▶ Aim of the exercise:
Output each entry verbatim and exclude every picture from it.

>> Begin The records

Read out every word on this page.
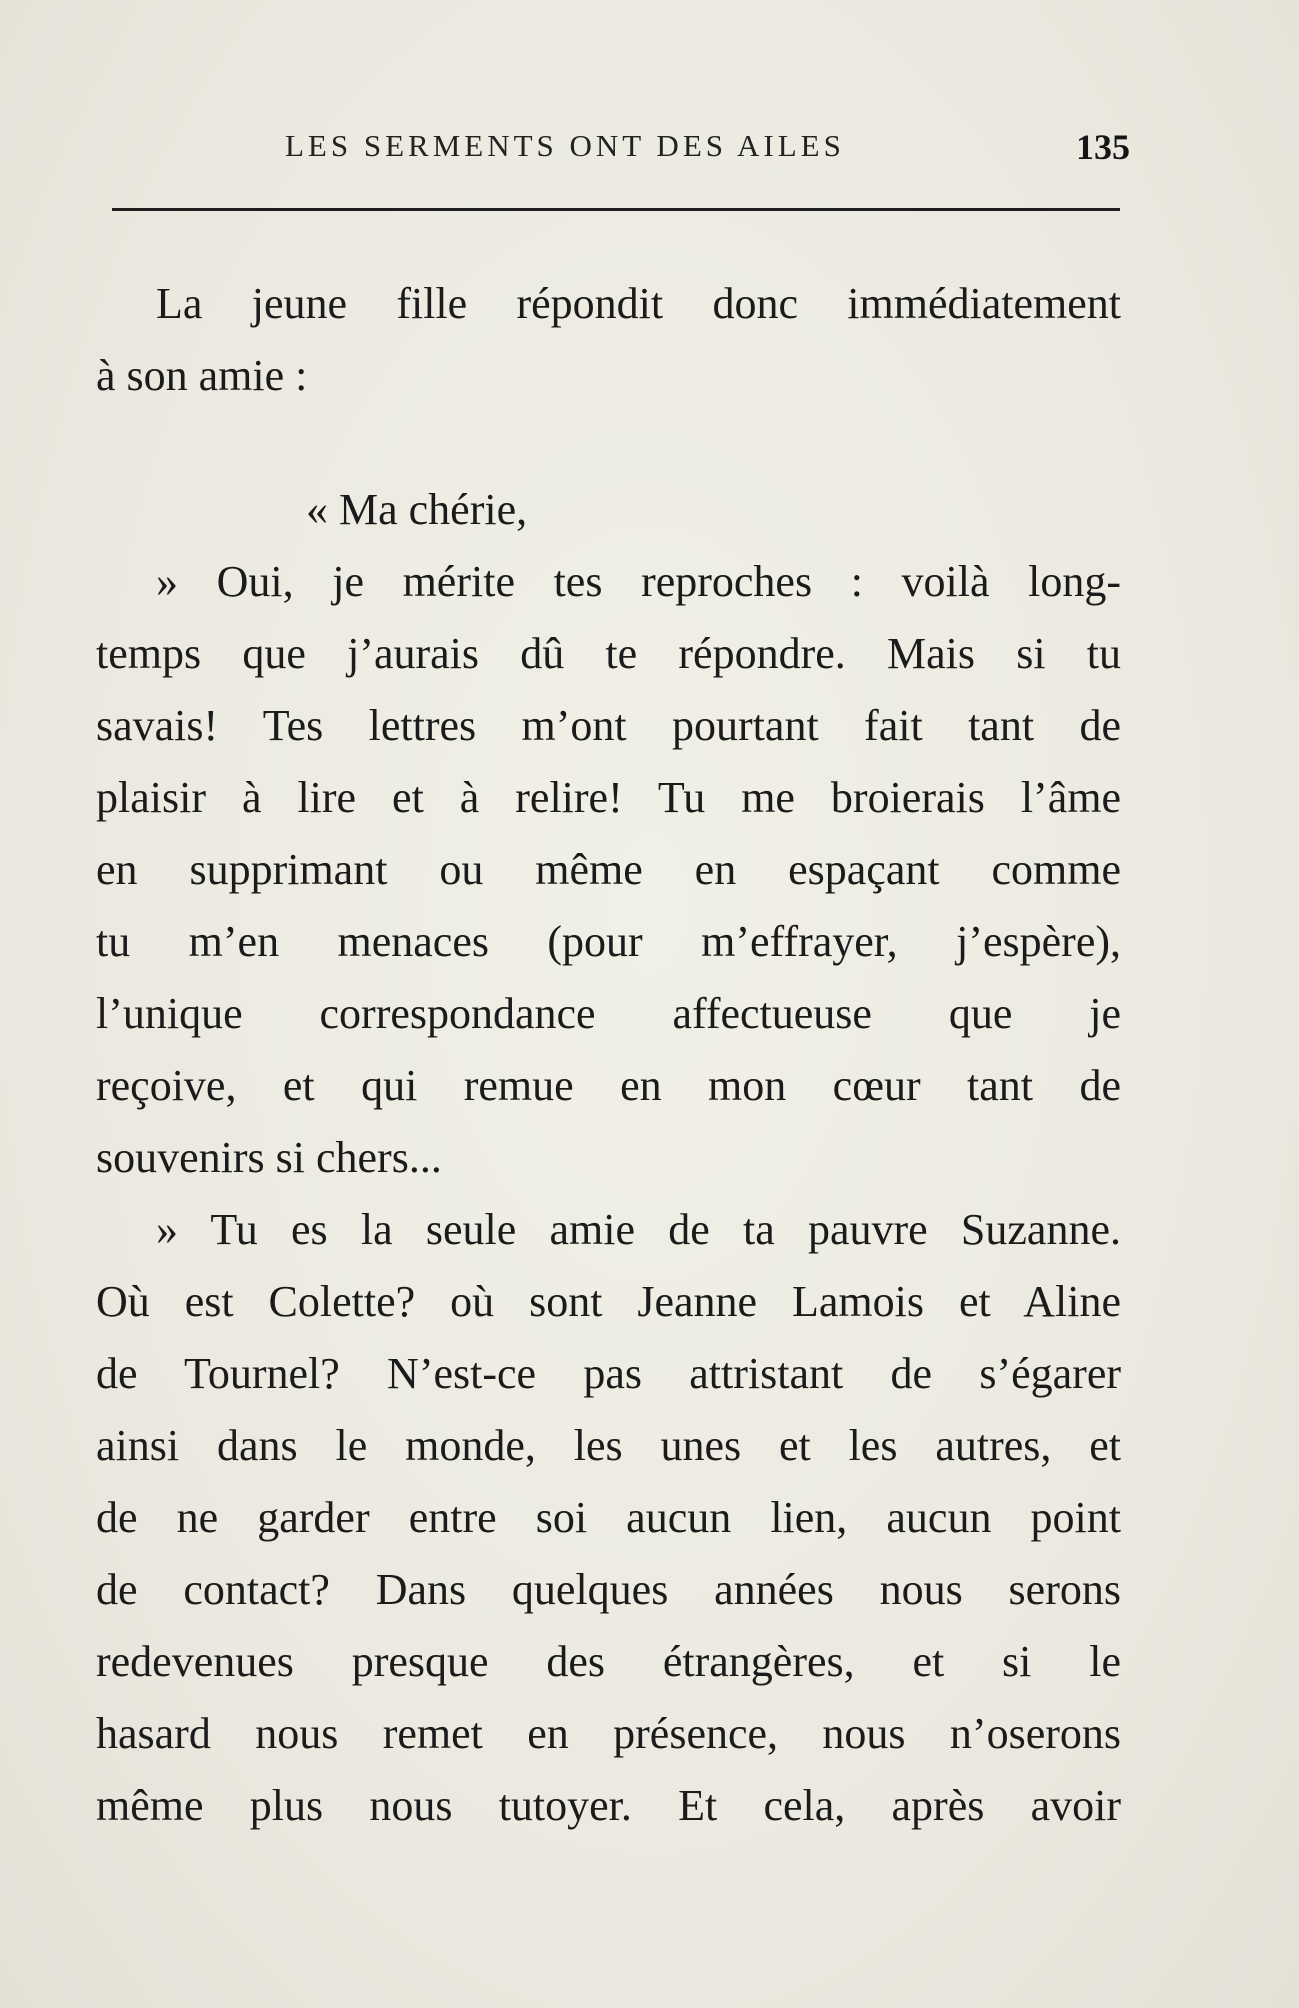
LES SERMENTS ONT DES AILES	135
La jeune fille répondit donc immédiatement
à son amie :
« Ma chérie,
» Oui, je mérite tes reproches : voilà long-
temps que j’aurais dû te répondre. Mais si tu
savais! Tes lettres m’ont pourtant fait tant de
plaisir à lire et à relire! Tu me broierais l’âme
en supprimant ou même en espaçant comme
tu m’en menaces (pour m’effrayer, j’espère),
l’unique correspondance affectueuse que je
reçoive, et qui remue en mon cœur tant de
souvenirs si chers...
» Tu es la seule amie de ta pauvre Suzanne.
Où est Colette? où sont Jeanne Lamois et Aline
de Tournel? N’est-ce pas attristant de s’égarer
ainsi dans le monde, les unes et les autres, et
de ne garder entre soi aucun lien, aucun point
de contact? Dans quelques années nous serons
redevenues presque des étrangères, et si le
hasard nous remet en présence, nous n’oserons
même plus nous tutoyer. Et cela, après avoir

>> End The records

▶ Written response:
Read out every word on this page.
LES SERMENTS ONT DES AILES	135
La jeune fille répondit donc immédiatement
à son amie :
« Ma chérie,
» Oui, je mérite tes reproches : voilà long-
temps que j’aurais dû te répondre. Mais si tu
savais! Tes lettres m’ont pourtant fait tant de
plaisir à lire et à relire! Tu me broierais l’âme
en supprimant ou même en espaçant comme
tu m’en menaces (pour m’effrayer, j’espère),
l’unique correspondance affectueuse que je
reçoive, et qui remue en mon cœur tant de
souvenirs si chers...
» Tu es la seule amie de ta pauvre Suzanne.
Où est Colette? où sont Jeanne Lamois et Aline
de Tournel? N’est-ce pas attristant de s’égarer
ainsi dans le monde, les unes et les autres, et
de ne garder entre soi aucun lien, aucun point
de contact? Dans quelques années nous serons
redevenues presque des étrangères, et si le
hasard nous remet en présence, nous n’oserons
même plus nous tutoyer. Et cela, après avoir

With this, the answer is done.